**What is needed**
In the material below, the lines containing the word "xlabel" are required; copy each of them.

**Data supplied**
----

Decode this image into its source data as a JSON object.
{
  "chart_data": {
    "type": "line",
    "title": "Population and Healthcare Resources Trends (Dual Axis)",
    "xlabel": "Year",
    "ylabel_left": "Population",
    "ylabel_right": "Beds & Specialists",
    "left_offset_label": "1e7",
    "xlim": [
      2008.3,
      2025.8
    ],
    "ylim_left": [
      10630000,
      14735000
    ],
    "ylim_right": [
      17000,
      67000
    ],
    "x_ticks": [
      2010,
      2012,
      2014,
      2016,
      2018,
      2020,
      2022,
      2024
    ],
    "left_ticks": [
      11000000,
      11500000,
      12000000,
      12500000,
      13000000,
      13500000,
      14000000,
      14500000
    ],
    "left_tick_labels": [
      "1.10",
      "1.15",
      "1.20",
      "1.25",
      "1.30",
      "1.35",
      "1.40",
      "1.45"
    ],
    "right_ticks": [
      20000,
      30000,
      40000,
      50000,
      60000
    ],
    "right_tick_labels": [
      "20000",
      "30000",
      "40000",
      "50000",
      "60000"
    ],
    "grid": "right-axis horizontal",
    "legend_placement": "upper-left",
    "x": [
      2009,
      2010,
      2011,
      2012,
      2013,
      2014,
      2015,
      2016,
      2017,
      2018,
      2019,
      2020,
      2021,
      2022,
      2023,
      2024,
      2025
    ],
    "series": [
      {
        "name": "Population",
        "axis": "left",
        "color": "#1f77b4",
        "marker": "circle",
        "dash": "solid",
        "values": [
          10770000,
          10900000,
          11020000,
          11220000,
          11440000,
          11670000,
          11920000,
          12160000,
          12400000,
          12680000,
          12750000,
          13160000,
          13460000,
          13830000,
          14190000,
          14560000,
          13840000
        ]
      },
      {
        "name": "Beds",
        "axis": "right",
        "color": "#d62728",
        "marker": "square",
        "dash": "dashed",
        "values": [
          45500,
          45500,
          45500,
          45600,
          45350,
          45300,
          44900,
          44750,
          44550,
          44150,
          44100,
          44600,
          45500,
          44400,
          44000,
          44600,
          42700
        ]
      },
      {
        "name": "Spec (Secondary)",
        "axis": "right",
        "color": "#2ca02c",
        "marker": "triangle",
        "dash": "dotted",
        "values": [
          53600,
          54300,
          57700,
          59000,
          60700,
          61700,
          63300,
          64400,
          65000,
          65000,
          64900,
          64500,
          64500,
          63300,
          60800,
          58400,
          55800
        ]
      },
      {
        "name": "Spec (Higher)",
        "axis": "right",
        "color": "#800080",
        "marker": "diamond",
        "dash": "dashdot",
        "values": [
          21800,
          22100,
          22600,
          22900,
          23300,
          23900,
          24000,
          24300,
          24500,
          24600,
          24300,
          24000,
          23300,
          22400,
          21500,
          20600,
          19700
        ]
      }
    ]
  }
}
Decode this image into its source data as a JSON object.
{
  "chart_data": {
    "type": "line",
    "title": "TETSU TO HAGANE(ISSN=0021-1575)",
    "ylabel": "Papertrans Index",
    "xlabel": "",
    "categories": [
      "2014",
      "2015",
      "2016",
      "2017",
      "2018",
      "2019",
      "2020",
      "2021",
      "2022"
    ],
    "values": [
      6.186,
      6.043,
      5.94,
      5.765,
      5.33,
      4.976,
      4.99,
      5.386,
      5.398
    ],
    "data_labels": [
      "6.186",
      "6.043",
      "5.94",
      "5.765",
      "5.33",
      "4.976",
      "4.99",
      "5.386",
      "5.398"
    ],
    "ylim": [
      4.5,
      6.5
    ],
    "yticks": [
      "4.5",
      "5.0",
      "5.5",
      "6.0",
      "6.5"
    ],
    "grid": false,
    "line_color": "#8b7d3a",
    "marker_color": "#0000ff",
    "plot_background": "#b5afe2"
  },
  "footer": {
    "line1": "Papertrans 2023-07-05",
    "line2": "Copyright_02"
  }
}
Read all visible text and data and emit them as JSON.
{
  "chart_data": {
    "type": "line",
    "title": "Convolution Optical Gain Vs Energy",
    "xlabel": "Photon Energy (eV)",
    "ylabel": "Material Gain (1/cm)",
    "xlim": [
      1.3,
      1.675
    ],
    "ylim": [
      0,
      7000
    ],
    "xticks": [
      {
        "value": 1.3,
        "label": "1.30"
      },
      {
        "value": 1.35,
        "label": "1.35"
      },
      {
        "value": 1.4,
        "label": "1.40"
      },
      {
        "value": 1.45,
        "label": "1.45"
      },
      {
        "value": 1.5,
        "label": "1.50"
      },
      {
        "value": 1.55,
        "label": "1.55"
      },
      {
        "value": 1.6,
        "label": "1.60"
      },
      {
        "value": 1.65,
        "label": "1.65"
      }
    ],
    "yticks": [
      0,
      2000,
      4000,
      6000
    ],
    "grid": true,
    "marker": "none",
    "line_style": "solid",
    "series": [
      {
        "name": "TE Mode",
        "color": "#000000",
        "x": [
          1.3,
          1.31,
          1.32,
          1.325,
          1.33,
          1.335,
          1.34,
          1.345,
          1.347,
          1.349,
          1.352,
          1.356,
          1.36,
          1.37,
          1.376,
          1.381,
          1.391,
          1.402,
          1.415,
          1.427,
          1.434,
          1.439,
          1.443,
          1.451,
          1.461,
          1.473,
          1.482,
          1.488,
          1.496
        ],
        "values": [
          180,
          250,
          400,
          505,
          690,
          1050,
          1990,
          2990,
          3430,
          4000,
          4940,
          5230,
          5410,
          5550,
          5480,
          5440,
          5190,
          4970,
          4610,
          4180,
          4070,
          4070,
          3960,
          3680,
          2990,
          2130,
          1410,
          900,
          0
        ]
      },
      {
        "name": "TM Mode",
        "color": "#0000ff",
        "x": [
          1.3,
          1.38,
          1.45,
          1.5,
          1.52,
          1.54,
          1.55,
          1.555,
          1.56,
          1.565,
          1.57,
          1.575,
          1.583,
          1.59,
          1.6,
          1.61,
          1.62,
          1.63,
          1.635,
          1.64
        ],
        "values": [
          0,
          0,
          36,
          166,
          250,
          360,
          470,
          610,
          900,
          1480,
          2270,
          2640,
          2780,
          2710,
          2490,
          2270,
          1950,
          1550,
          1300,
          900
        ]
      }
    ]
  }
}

----

**Response to the task**
    "xlabel": "Year",
    "xlabel": "",
    "xlabel": "Photon Energy (eV)",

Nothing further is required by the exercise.